> _REQUEST_: Extract every line of the items below that contains the string "header", and treat uppercase and lowercase letters as different.

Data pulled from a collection
○ ○ ○ ○ ○ ○ ○

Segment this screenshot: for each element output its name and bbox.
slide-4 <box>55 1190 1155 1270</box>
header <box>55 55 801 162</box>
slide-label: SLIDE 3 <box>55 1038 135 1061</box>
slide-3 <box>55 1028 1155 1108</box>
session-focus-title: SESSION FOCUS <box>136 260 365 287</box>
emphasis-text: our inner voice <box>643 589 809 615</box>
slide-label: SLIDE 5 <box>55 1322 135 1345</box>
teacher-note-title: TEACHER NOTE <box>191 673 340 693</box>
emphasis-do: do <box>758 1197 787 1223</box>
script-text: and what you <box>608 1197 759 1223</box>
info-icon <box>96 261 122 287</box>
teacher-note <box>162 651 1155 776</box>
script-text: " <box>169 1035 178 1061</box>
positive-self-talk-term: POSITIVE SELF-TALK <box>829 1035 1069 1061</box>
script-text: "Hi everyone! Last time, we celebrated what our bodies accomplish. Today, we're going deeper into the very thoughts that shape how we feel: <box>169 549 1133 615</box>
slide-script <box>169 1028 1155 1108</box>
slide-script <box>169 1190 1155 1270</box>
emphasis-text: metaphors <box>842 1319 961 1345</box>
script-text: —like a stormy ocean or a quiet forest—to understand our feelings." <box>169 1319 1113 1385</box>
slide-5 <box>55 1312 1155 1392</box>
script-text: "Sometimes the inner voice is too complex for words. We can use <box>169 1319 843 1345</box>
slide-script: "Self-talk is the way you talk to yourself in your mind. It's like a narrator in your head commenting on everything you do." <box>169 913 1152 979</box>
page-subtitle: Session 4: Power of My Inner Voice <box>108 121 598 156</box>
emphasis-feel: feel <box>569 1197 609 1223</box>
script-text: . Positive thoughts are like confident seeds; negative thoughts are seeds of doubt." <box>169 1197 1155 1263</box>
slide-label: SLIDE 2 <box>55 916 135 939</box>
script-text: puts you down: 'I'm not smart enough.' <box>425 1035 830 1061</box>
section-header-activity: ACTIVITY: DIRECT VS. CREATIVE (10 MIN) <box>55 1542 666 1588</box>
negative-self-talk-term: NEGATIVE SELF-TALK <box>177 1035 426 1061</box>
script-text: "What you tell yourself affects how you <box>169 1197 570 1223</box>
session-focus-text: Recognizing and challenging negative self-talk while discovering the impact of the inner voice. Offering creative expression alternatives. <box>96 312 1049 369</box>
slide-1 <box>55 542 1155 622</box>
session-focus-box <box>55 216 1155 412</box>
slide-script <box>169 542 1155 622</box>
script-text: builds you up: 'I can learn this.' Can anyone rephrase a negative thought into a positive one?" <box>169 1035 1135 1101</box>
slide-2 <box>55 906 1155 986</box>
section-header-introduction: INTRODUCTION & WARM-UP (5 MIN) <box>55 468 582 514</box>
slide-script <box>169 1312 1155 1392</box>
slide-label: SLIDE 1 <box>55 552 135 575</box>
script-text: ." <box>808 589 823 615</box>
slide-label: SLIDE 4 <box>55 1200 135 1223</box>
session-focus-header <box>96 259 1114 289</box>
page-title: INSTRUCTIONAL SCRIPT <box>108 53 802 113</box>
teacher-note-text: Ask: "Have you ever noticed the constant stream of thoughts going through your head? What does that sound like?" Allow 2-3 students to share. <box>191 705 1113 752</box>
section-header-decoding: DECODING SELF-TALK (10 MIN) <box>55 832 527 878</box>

○ ○ ○ ○ ○ ○ ○

> _THE ANSWER_:
header <box>55 55 801 162</box>
section-header-activity: ACTIVITY: DIRECT VS. CREATIVE (10 MIN) <box>55 1542 666 1588</box>
section-header-introduction: INTRODUCTION & WARM-UP (5 MIN) <box>55 468 582 514</box>
session-focus-header <box>96 259 1114 289</box>
section-header-decoding: DECODING SELF-TALK (10 MIN) <box>55 832 527 878</box>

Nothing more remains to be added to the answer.